DESCRIPTION OF THE TASK » From the listing below, pull out every line where the string "best" appears.

Records about charts and figures
■ ■ ■ ■ ■ ■ ■

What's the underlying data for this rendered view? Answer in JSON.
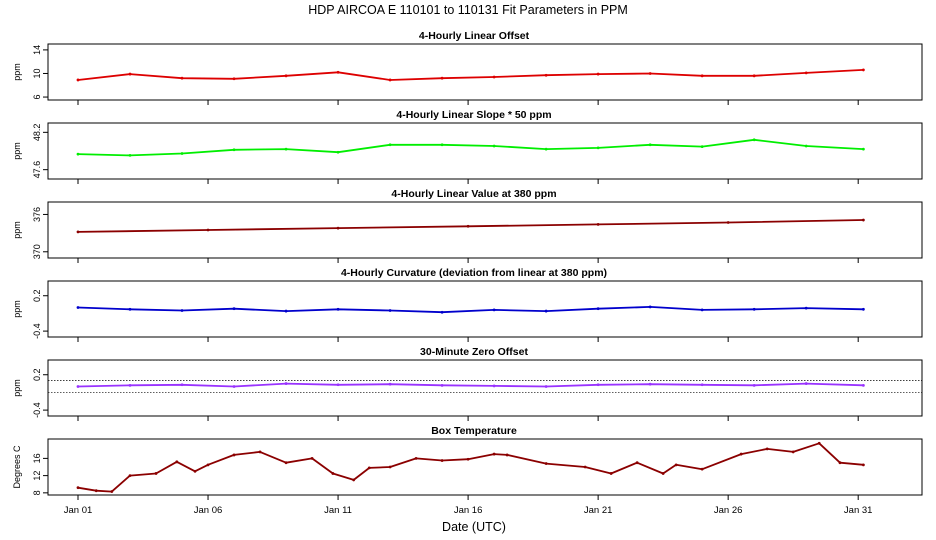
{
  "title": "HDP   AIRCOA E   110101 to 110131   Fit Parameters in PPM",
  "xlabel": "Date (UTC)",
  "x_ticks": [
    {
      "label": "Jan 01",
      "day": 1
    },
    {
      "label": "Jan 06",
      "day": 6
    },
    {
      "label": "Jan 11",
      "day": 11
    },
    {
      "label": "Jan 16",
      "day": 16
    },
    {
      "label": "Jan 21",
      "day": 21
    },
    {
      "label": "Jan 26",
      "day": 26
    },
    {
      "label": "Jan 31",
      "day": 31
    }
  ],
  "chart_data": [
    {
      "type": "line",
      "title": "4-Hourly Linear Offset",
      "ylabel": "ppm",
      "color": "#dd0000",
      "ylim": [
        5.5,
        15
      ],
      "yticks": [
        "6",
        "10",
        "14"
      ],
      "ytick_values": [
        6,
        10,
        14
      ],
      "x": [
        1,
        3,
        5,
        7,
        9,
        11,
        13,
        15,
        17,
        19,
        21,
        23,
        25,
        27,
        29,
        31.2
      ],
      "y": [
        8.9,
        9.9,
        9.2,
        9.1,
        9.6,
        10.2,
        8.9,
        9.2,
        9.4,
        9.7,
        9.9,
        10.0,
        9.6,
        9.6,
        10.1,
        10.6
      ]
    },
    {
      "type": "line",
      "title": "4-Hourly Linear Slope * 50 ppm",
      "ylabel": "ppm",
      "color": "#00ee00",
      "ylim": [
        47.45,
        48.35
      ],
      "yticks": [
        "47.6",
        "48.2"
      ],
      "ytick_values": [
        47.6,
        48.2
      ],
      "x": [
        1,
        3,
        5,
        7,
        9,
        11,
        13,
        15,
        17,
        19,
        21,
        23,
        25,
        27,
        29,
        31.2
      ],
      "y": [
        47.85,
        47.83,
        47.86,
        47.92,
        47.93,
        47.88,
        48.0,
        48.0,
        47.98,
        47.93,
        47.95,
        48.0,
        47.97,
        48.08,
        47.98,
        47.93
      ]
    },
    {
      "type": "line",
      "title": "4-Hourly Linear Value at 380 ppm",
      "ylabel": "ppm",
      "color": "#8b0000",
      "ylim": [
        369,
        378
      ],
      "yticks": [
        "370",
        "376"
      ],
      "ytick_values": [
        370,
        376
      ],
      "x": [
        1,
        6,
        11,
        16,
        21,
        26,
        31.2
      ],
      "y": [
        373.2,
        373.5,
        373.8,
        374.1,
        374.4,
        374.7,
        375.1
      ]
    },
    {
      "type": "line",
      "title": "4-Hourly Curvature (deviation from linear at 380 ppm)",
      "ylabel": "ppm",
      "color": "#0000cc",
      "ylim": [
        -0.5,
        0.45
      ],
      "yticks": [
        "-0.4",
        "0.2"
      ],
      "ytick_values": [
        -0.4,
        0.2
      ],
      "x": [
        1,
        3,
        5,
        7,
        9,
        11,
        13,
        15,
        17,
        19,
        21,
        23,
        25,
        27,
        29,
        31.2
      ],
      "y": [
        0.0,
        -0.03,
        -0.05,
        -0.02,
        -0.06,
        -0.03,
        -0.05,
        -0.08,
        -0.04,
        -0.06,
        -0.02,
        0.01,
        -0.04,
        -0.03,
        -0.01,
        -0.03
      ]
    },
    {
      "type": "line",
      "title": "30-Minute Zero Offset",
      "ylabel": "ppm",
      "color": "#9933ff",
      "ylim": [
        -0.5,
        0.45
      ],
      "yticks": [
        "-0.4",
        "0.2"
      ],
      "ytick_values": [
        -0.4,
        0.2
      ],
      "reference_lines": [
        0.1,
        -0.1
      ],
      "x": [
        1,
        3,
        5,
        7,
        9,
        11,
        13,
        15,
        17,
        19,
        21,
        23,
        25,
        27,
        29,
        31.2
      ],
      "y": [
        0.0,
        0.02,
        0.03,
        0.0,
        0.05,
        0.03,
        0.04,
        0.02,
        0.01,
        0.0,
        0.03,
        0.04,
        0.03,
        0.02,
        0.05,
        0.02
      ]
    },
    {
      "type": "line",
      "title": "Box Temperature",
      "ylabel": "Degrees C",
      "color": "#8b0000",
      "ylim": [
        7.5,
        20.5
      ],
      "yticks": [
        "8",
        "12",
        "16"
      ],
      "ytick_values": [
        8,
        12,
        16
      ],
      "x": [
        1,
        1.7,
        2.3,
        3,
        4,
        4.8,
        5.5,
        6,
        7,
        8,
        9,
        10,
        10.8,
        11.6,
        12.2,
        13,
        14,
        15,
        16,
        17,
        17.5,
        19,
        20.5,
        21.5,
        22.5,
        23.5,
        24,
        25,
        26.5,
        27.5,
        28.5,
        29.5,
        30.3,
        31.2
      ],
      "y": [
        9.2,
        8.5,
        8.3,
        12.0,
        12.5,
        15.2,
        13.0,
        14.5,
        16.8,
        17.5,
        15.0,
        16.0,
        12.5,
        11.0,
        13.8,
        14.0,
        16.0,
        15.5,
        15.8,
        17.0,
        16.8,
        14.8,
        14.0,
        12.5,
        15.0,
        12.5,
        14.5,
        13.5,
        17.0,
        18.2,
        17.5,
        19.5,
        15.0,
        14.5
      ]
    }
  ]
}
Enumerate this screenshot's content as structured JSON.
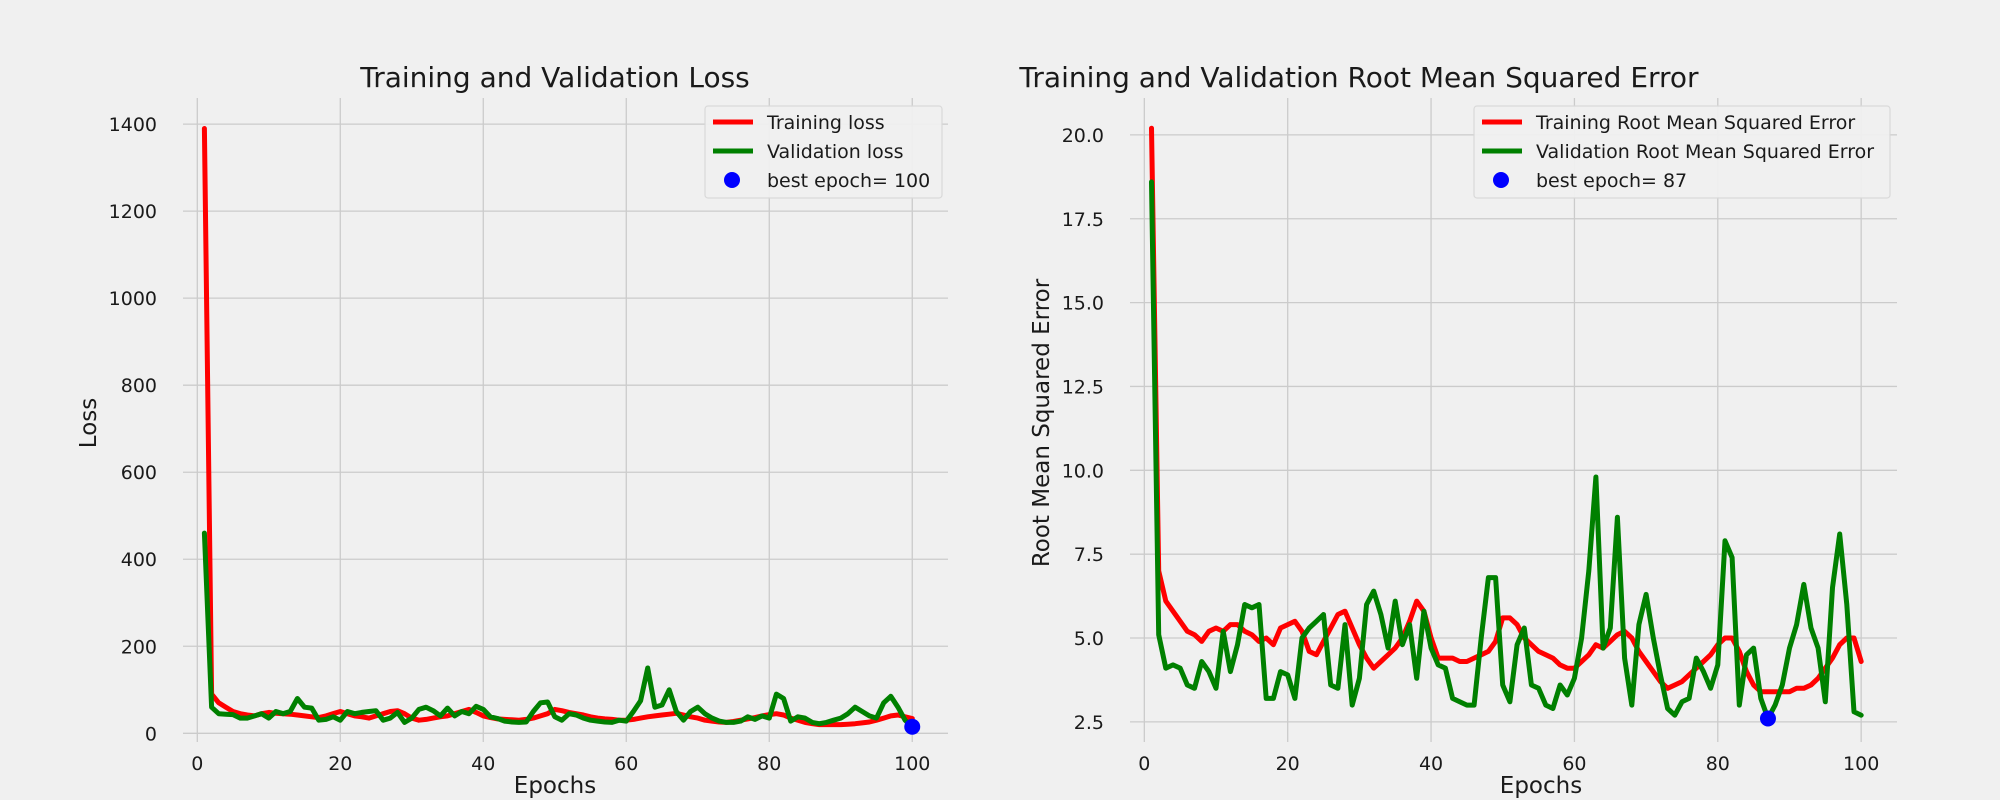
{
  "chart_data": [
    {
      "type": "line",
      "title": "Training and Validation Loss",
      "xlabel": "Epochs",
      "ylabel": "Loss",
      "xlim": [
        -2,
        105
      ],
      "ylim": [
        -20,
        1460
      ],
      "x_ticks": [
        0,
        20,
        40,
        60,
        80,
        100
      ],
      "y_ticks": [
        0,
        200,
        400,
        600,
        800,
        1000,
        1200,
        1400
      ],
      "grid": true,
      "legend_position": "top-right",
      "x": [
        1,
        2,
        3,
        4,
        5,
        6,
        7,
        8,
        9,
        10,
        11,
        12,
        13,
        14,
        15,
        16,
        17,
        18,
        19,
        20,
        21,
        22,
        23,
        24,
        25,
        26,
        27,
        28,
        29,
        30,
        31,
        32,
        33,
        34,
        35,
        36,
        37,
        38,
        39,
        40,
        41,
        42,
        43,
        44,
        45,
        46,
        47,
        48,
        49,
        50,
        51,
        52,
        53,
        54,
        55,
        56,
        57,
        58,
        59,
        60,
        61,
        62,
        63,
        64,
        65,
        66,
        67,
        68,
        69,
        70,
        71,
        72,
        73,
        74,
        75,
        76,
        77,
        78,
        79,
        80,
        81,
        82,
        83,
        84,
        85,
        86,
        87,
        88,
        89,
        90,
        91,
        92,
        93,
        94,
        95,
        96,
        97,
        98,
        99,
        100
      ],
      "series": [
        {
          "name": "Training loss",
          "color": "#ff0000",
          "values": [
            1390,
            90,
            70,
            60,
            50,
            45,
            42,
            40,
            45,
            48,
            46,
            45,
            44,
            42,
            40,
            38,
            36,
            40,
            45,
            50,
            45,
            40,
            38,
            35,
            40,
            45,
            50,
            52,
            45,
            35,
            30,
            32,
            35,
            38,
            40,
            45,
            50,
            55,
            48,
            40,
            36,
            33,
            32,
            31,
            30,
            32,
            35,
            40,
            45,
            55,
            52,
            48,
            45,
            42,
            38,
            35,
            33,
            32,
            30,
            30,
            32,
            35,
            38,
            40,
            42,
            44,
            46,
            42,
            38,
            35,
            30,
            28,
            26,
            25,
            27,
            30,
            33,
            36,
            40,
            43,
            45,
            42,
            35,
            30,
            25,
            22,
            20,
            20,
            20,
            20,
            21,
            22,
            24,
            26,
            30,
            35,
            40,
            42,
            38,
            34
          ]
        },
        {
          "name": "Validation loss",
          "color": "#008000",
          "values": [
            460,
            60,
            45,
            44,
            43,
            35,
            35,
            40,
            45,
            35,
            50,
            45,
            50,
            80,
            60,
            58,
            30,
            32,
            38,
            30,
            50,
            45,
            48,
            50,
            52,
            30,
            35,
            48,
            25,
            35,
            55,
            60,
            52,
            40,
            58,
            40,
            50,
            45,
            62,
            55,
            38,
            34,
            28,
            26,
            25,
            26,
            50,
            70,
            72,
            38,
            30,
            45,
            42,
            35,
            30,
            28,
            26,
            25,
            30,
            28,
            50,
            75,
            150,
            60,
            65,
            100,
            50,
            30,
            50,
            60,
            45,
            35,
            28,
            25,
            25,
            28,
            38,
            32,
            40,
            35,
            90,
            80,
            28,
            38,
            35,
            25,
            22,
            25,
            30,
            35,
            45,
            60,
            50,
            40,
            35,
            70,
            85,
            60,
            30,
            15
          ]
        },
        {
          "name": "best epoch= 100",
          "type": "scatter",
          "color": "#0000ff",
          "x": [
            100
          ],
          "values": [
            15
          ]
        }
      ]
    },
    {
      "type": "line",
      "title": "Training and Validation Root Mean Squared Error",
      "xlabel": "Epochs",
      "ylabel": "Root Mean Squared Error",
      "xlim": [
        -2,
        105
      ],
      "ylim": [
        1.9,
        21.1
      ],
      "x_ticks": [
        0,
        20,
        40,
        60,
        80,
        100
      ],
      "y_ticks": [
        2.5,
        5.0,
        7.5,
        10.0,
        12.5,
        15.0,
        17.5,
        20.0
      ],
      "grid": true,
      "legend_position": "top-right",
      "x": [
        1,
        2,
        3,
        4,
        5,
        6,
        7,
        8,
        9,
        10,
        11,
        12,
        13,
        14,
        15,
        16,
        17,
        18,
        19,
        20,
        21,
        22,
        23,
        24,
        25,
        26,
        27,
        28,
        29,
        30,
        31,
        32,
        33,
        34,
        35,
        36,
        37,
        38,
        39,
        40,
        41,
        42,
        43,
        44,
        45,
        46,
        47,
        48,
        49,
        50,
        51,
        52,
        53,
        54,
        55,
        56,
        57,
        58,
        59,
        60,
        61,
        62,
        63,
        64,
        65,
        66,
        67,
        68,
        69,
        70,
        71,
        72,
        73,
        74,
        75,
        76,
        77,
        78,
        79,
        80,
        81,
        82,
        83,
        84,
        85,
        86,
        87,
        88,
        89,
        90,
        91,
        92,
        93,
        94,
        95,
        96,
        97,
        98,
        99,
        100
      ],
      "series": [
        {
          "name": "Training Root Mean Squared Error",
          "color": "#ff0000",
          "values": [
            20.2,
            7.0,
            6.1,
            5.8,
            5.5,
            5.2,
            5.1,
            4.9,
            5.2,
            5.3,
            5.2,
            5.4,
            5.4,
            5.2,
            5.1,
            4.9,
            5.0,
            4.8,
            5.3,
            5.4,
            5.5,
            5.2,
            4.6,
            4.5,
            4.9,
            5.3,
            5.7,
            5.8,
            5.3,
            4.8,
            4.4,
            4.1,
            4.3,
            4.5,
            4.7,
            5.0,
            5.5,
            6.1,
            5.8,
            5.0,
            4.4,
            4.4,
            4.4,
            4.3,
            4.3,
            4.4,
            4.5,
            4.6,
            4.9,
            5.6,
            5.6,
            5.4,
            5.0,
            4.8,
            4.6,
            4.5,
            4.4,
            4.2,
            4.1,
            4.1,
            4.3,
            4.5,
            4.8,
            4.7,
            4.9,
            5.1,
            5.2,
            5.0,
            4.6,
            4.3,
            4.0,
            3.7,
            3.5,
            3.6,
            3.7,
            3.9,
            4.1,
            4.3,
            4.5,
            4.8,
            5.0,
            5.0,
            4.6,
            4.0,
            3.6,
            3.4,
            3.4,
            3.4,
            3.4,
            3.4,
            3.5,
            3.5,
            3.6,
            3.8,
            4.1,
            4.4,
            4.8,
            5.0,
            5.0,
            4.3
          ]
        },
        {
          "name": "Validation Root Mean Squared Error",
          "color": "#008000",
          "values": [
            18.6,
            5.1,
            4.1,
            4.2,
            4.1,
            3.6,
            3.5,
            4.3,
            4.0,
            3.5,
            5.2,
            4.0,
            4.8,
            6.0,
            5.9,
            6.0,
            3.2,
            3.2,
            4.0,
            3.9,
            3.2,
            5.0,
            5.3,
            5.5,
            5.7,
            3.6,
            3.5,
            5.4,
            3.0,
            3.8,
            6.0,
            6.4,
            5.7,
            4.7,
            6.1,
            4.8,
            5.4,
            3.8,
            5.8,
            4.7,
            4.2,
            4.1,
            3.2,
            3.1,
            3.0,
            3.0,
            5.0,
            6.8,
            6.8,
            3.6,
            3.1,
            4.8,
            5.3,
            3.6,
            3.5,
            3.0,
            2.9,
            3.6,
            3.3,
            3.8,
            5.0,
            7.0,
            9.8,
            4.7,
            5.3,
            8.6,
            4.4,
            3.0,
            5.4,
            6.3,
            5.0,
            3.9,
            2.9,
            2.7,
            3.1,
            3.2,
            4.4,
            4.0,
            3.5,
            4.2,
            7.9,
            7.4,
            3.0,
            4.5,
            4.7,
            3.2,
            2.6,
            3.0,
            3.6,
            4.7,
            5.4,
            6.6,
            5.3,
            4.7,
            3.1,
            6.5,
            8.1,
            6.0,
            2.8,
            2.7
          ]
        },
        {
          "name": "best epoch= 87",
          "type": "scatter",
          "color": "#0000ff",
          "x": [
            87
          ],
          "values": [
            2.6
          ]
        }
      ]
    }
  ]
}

■ ■ ■ ■ ■ ■ ■

IN RESPONSE »
          "name": "best epoch= 100",
          "name": "best epoch= 87",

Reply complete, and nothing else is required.